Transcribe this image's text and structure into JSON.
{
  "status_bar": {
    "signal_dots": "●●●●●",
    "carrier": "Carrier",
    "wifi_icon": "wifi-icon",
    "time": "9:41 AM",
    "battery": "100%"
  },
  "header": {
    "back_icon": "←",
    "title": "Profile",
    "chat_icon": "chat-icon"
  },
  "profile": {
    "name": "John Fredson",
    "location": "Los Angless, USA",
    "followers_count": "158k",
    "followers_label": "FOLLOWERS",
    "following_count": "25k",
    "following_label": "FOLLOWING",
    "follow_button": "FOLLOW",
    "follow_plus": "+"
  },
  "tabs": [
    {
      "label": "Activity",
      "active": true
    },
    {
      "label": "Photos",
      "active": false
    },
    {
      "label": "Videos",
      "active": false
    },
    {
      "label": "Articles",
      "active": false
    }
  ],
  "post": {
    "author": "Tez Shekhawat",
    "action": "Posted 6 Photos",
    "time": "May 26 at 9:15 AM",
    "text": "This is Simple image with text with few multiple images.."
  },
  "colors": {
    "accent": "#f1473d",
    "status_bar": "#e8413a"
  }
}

> YOUR OBJECTIVE: The records above must be repeated exactly, every one of them.

> CORRECT RESULT:
Transcribe this image's text and structure into JSON.
{
  "status_bar": {
    "signal_dots": "●●●●●",
    "carrier": "Carrier",
    "wifi_icon": "wifi-icon",
    "time": "9:41 AM",
    "battery": "100%"
  },
  "header": {
    "back_icon": "←",
    "title": "Profile",
    "chat_icon": "chat-icon"
  },
  "profile": {
    "name": "John Fredson",
    "location": "Los Angless, USA",
    "followers_count": "158k",
    "followers_label": "FOLLOWERS",
    "following_count": "25k",
    "following_label": "FOLLOWING",
    "follow_button": "FOLLOW",
    "follow_plus": "+"
  },
  "tabs": [
    {
      "label": "Activity",
      "active": true
    },
    {
      "label": "Photos",
      "active": false
    },
    {
      "label": "Videos",
      "active": false
    },
    {
      "label": "Articles",
      "active": false
    }
  ],
  "post": {
    "author": "Tez Shekhawat",
    "action": "Posted 6 Photos",
    "time": "May 26 at 9:15 AM",
    "text": "This is Simple image with text with few multiple images.."
  },
  "colors": {
    "accent": "#f1473d",
    "status_bar": "#e8413a"
  }
}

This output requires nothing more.